*Written request*.
Pick out every line of the data below that contains the string "expand".

— start —

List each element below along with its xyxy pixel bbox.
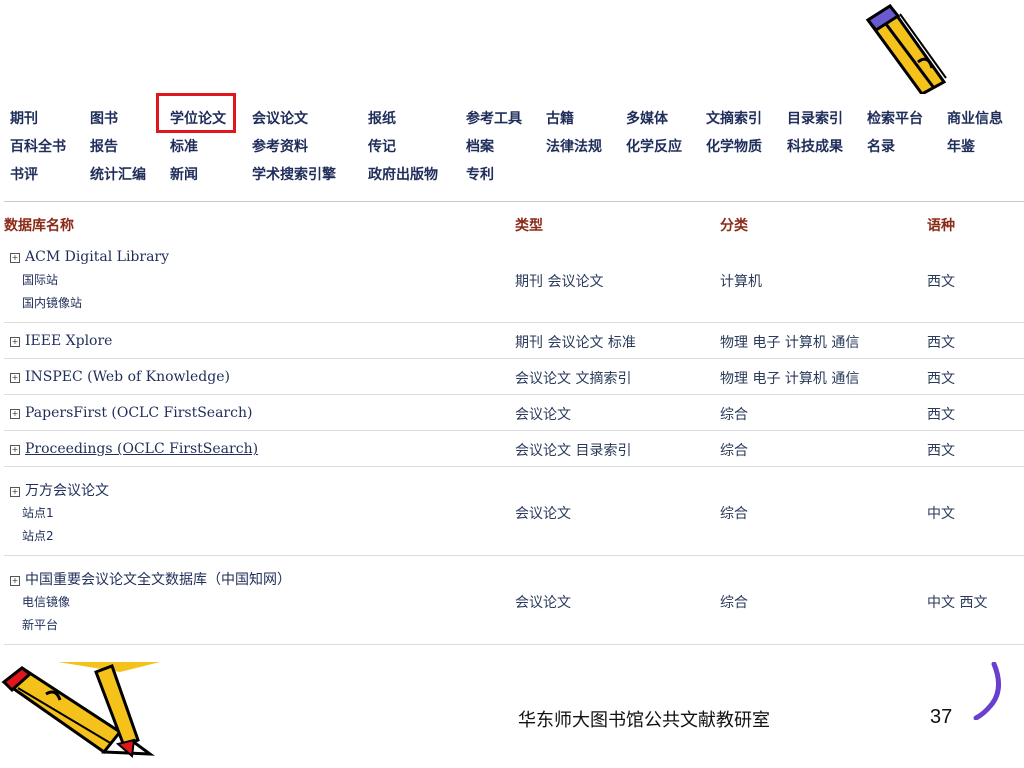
nav-item[interactable]: 文摘索引 [706, 110, 762, 128]
nav-item[interactable]: 标准 [170, 138, 198, 156]
database-name-link[interactable]: + 万方会议论文 [10, 480, 109, 500]
nav-item[interactable]: 多媒体 [626, 110, 668, 128]
nav-item[interactable]: 化学反应 [626, 138, 682, 156]
expand-icon[interactable]: + [10, 409, 20, 419]
site-link[interactable]: 站点2 [22, 527, 54, 544]
category-cell: 物理 电子 计算机 通信 [720, 371, 860, 387]
nav-item[interactable]: 专利 [466, 166, 494, 184]
expand-icon[interactable]: + [10, 576, 20, 586]
nav-item[interactable]: 目录索引 [787, 110, 843, 128]
nav-item[interactable]: 图书 [90, 110, 118, 128]
pencil-icon [1, 662, 160, 758]
expand-icon[interactable]: + [10, 445, 20, 455]
nav-item[interactable]: 档案 [466, 138, 494, 156]
nav-item[interactable]: 会议论文 [252, 110, 308, 128]
language-cell: 西文 [927, 371, 955, 387]
nav-item[interactable]: 报纸 [368, 110, 396, 128]
category-cell: 综合 [720, 407, 748, 423]
column-header-name: 数据库名称 [4, 218, 74, 234]
nav-item[interactable]: 商业信息 [947, 110, 1003, 128]
nav-item[interactable]: 报告 [90, 138, 118, 156]
nav-item[interactable]: 统计汇编 [90, 166, 146, 184]
type-cell: 会议论文 [515, 595, 571, 611]
site-link[interactable]: 国内镜像站 [22, 294, 82, 311]
row-divider [4, 394, 1024, 395]
row-divider [4, 322, 1024, 323]
row-divider [4, 466, 1024, 467]
nav-item[interactable]: 年鉴 [947, 138, 975, 156]
nav-item[interactable]: 期刊 [10, 110, 38, 128]
database-name-link[interactable]: + PapersFirst (OCLC FirstSearch) [10, 405, 252, 421]
language-cell: 西文 [927, 335, 955, 351]
database-name-link[interactable]: + Proceedings (OCLC FirstSearch) [10, 441, 258, 457]
pencil-icon [865, 3, 947, 94]
expand-icon[interactable]: + [10, 337, 20, 347]
site-link[interactable]: 站点1 [22, 504, 54, 521]
column-header-type: 类型 [515, 218, 543, 234]
column-header-category: 分类 [720, 218, 748, 234]
site-link[interactable]: 国际站 [22, 271, 58, 288]
site-link[interactable]: 电信镜像 [22, 593, 70, 610]
language-cell: 西文 [927, 407, 955, 423]
nav-item[interactable]: 参考资料 [252, 138, 308, 156]
nav-item[interactable]: 书评 [10, 166, 38, 184]
nav-item[interactable]: 百科全书 [10, 138, 66, 156]
expand-icon[interactable]: + [10, 373, 20, 383]
nav-item[interactable]: 化学物质 [706, 138, 762, 156]
database-name-link[interactable]: + IEEE Xplore [10, 333, 112, 349]
database-name-link[interactable]: + INSPEC (Web of Knowledge) [10, 369, 230, 385]
nav-item[interactable]: 法律法规 [546, 138, 602, 156]
nav-item[interactable]: 科技成果 [787, 138, 843, 156]
nav-item[interactable]: 检索平台 [867, 110, 923, 128]
language-cell: 中文 西文 [927, 595, 988, 611]
column-header-language: 语种 [927, 218, 955, 234]
row-divider [4, 430, 1024, 431]
category-cell: 物理 电子 计算机 通信 [720, 335, 860, 351]
type-cell: 会议论文 文摘索引 [515, 371, 632, 387]
nav-item[interactable]: 学术搜索引擎 [252, 166, 336, 184]
footer-text: 华东师大图书馆公共文献教研室 [518, 710, 770, 731]
expand-icon[interactable]: + [10, 487, 20, 497]
language-cell: 西文 [927, 274, 955, 290]
nav-item[interactable]: 古籍 [546, 110, 574, 128]
expand-icon[interactable]: + [10, 253, 20, 263]
divider [4, 201, 1024, 202]
nav-item[interactable]: 参考工具 [466, 110, 522, 128]
category-cell: 综合 [720, 506, 748, 522]
site-link[interactable]: 新平台 [22, 616, 58, 633]
category-cell: 综合 [720, 443, 748, 459]
type-cell: 会议论文 [515, 506, 571, 522]
row-divider [4, 644, 1024, 645]
type-cell: 会议论文 [515, 407, 571, 423]
database-name-link[interactable]: + 中国重要会议论文全文数据库（中国知网） [10, 569, 291, 589]
nav-item[interactable]: 政府出版物 [368, 166, 438, 184]
type-cell: 会议论文 目录索引 [515, 443, 632, 459]
language-cell: 西文 [927, 443, 955, 459]
database-name-link[interactable]: + ACM Digital Library [10, 249, 169, 265]
curl-decoration-icon [973, 662, 1001, 720]
highlight-box [156, 93, 236, 133]
nav-item[interactable]: 传记 [368, 138, 396, 156]
category-cell: 综合 [720, 595, 748, 611]
category-cell: 计算机 [720, 274, 762, 290]
row-divider [4, 358, 1024, 359]
type-cell: 期刊 会议论文 标准 [515, 335, 636, 351]
nav-item[interactable]: 名录 [867, 138, 895, 156]
page-number: 37 [930, 706, 953, 728]
language-cell: 中文 [927, 506, 955, 522]
row-divider [4, 555, 1024, 556]
type-cell: 期刊 会议论文 [515, 274, 604, 290]
nav-item[interactable]: 新闻 [170, 166, 198, 184]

— end —

*Reply to the task*.
expand-icon[interactable]: + [10, 409, 20, 419]
expand-icon[interactable]: + [10, 576, 20, 586]
expand-icon[interactable]: + [10, 445, 20, 455]
expand-icon[interactable]: + [10, 337, 20, 347]
expand-icon[interactable]: + [10, 373, 20, 383]
expand-icon[interactable]: + [10, 487, 20, 497]
expand-icon[interactable]: + [10, 253, 20, 263]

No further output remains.